_DATASET RECORDS_.
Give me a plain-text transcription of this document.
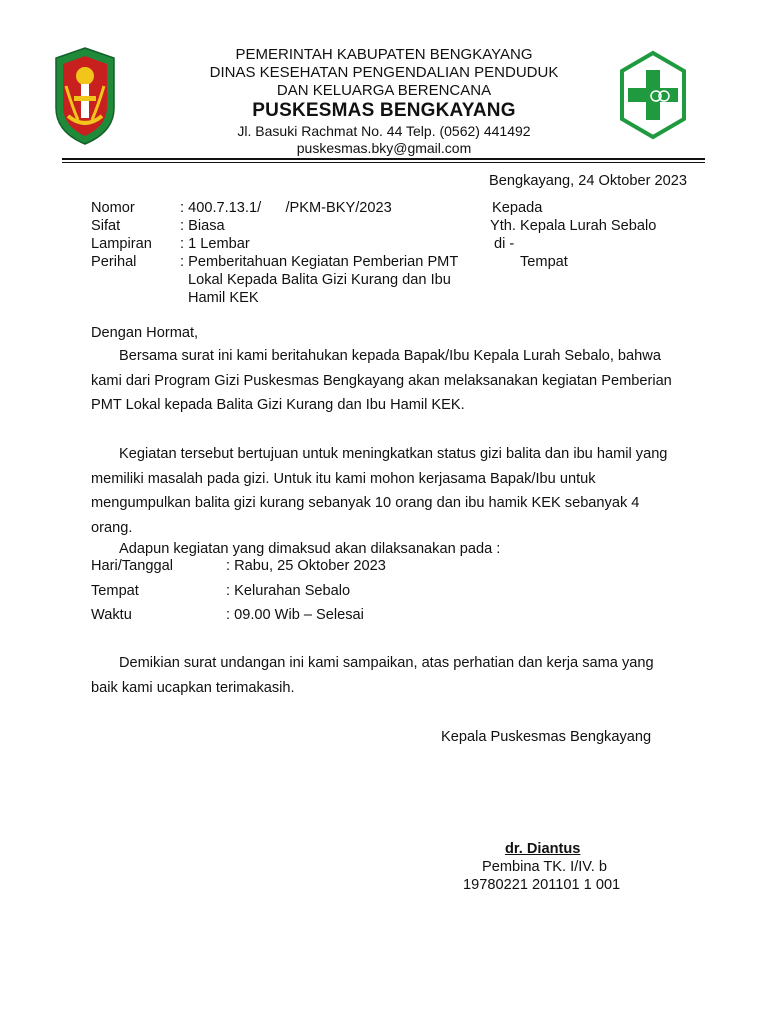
PEMERINTAH KABUPATEN BENGKAYANG
DINAS KESEHATAN PENGENDALIAN PENDUDUK
DAN KELUARGA BERENCANA
PUSKESMAS BENGKAYANG
Jl. Basuki Rachmat No. 44 Telp. (0562) 441492
puskesmas.bky@gmail.com
Bengkayang, 24 Oktober 2023
Nomor	: 400.7.13.1/      /PKM-BKY/2023
Sifat	: Biasa
Lampiran : 1 Lembar
Perihal	: Pemberitahuan Kegiatan Pemberian PMT
Lokal Kepada Balita Gizi Kurang dan Ibu
Hamil KEK
Kepada
Yth. Kepala Lurah Sebalo
di -
Tempat
Dengan Hormat,
Bersama surat ini kami beritahukan kepada Bapak/Ibu Kepala Lurah Sebalo, bahwa kami dari Program Gizi Puskesmas Bengkayang akan melaksanakan kegiatan Pemberian PMT Lokal kepada Balita Gizi Kurang dan Ibu Hamil KEK.
Kegiatan tersebut bertujuan untuk meningkatkan status gizi balita dan ibu hamil yang memiliki masalah pada gizi. Untuk itu kami mohon kerjasama Bapak/Ibu untuk mengumpulkan balita gizi kurang sebanyak 10 orang dan ibu hamik KEK sebanyak 4 orang.
Adapun kegiatan yang dimaksud akan dilaksanakan pada :
Hari/Tanggal	: Rabu, 25 Oktober 2023
Tempat	: Kelurahan Sebalo
Waktu	: 09.00 Wib – Selesai
Demikian surat undangan ini kami sampaikan, atas perhatian dan kerja sama yang baik kami ucapkan terimakasih.
Kepala Puskesmas Bengkayang
dr. Diantus
Pembina TK. I/IV. b
19780221 201101 1 001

_EXERCISE TASK_. Using the data above, copy each line that contains "Bapak".

_REPLY_.
Bersama surat ini kami beritahukan kepada Bapak/Ibu Kepala Lurah Sebalo, bahwa kami dari Program Gizi Puskesmas Bengkayang akan melaksanakan kegiatan Pemberian PMT Lokal kepada Balita Gizi Kurang dan Ibu Hamil KEK.
Kegiatan tersebut bertujuan untuk meningkatkan status gizi balita dan ibu hamil yang memiliki masalah pada gizi. Untuk itu kami mohon kerjasama Bapak/Ibu untuk mengumpulkan balita gizi kurang sebanyak 10 orang dan ibu hamik KEK sebanyak 4 orang.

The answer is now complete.